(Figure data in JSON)

▼

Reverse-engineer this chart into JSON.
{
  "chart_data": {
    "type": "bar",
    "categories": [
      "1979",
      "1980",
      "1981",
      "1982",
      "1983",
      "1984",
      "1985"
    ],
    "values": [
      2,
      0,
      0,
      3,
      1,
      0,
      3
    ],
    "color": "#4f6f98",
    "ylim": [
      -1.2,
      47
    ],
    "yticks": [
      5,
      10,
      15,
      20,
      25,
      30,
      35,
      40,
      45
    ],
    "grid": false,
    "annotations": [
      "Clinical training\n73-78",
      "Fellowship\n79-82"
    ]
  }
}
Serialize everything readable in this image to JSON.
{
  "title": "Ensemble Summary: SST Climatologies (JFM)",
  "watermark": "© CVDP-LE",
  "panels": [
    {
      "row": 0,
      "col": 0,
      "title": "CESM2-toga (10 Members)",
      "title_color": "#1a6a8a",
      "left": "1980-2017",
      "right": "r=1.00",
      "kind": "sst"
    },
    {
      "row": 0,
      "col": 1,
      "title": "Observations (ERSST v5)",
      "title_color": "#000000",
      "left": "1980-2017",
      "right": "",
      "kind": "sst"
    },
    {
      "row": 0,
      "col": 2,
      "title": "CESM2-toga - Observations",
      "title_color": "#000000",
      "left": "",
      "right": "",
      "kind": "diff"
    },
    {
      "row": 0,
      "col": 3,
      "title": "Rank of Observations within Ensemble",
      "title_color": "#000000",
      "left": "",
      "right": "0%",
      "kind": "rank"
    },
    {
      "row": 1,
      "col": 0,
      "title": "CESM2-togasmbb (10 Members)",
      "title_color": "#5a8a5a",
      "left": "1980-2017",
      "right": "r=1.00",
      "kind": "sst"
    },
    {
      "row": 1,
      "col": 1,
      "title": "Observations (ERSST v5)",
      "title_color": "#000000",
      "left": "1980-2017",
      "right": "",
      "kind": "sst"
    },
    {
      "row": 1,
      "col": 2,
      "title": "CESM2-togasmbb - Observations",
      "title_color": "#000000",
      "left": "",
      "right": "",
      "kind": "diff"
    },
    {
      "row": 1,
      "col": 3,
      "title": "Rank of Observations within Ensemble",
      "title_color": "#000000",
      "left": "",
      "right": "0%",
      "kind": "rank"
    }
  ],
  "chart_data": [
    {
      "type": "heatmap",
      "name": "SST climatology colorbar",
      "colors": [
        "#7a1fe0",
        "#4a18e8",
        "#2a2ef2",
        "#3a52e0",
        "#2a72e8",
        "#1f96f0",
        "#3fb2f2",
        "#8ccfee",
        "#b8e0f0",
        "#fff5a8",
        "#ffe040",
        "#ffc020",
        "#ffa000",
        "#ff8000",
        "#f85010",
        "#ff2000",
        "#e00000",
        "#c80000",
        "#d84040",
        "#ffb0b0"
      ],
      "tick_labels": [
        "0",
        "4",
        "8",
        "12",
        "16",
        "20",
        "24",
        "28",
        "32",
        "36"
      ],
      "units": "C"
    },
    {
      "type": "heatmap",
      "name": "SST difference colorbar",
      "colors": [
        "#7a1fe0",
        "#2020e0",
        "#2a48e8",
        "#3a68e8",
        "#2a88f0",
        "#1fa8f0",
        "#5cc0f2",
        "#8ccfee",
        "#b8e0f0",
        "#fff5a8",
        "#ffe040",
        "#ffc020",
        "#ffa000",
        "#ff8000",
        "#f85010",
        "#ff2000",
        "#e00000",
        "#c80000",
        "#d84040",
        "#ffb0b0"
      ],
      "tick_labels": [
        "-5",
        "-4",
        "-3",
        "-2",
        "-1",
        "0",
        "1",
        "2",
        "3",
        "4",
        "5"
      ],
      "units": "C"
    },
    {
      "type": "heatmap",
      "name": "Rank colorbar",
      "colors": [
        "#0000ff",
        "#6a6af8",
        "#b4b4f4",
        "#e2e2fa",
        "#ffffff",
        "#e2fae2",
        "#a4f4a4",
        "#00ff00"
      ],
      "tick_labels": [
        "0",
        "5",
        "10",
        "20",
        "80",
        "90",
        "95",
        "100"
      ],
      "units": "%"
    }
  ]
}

▲

## Task instructions
Every record shown above must be echoed exactly.

## Complete output
Reverse-engineer this chart into JSON.
{
  "chart_data": {
    "type": "bar",
    "categories": [
      "1979",
      "1980",
      "1981",
      "1982",
      "1983",
      "1984",
      "1985"
    ],
    "values": [
      2,
      0,
      0,
      3,
      1,
      0,
      3
    ],
    "color": "#4f6f98",
    "ylim": [
      -1.2,
      47
    ],
    "yticks": [
      5,
      10,
      15,
      20,
      25,
      30,
      35,
      40,
      45
    ],
    "grid": false,
    "annotations": [
      "Clinical training\n73-78",
      "Fellowship\n79-82"
    ]
  }
}
Serialize everything readable in this image to JSON.
{
  "title": "Ensemble Summary: SST Climatologies (JFM)",
  "watermark": "© CVDP-LE",
  "panels": [
    {
      "row": 0,
      "col": 0,
      "title": "CESM2-toga (10 Members)",
      "title_color": "#1a6a8a",
      "left": "1980-2017",
      "right": "r=1.00",
      "kind": "sst"
    },
    {
      "row": 0,
      "col": 1,
      "title": "Observations (ERSST v5)",
      "title_color": "#000000",
      "left": "1980-2017",
      "right": "",
      "kind": "sst"
    },
    {
      "row": 0,
      "col": 2,
      "title": "CESM2-toga - Observations",
      "title_color": "#000000",
      "left": "",
      "right": "",
      "kind": "diff"
    },
    {
      "row": 0,
      "col": 3,
      "title": "Rank of Observations within Ensemble",
      "title_color": "#000000",
      "left": "",
      "right": "0%",
      "kind": "rank"
    },
    {
      "row": 1,
      "col": 0,
      "title": "CESM2-togasmbb (10 Members)",
      "title_color": "#5a8a5a",
      "left": "1980-2017",
      "right": "r=1.00",
      "kind": "sst"
    },
    {
      "row": 1,
      "col": 1,
      "title": "Observations (ERSST v5)",
      "title_color": "#000000",
      "left": "1980-2017",
      "right": "",
      "kind": "sst"
    },
    {
      "row": 1,
      "col": 2,
      "title": "CESM2-togasmbb - Observations",
      "title_color": "#000000",
      "left": "",
      "right": "",
      "kind": "diff"
    },
    {
      "row": 1,
      "col": 3,
      "title": "Rank of Observations within Ensemble",
      "title_color": "#000000",
      "left": "",
      "right": "0%",
      "kind": "rank"
    }
  ],
  "chart_data": [
    {
      "type": "heatmap",
      "name": "SST climatology colorbar",
      "colors": [
        "#7a1fe0",
        "#4a18e8",
        "#2a2ef2",
        "#3a52e0",
        "#2a72e8",
        "#1f96f0",
        "#3fb2f2",
        "#8ccfee",
        "#b8e0f0",
        "#fff5a8",
        "#ffe040",
        "#ffc020",
        "#ffa000",
        "#ff8000",
        "#f85010",
        "#ff2000",
        "#e00000",
        "#c80000",
        "#d84040",
        "#ffb0b0"
      ],
      "tick_labels": [
        "0",
        "4",
        "8",
        "12",
        "16",
        "20",
        "24",
        "28",
        "32",
        "36"
      ],
      "units": "C"
    },
    {
      "type": "heatmap",
      "name": "SST difference colorbar",
      "colors": [
        "#7a1fe0",
        "#2020e0",
        "#2a48e8",
        "#3a68e8",
        "#2a88f0",
        "#1fa8f0",
        "#5cc0f2",
        "#8ccfee",
        "#b8e0f0",
        "#fff5a8",
        "#ffe040",
        "#ffc020",
        "#ffa000",
        "#ff8000",
        "#f85010",
        "#ff2000",
        "#e00000",
        "#c80000",
        "#d84040",
        "#ffb0b0"
      ],
      "tick_labels": [
        "-5",
        "-4",
        "-3",
        "-2",
        "-1",
        "0",
        "1",
        "2",
        "3",
        "4",
        "5"
      ],
      "units": "C"
    },
    {
      "type": "heatmap",
      "name": "Rank colorbar",
      "colors": [
        "#0000ff",
        "#6a6af8",
        "#b4b4f4",
        "#e2e2fa",
        "#ffffff",
        "#e2fae2",
        "#a4f4a4",
        "#00ff00"
      ],
      "tick_labels": [
        "0",
        "5",
        "10",
        "20",
        "80",
        "90",
        "95",
        "100"
      ],
      "units": "%"
    }
  ]
}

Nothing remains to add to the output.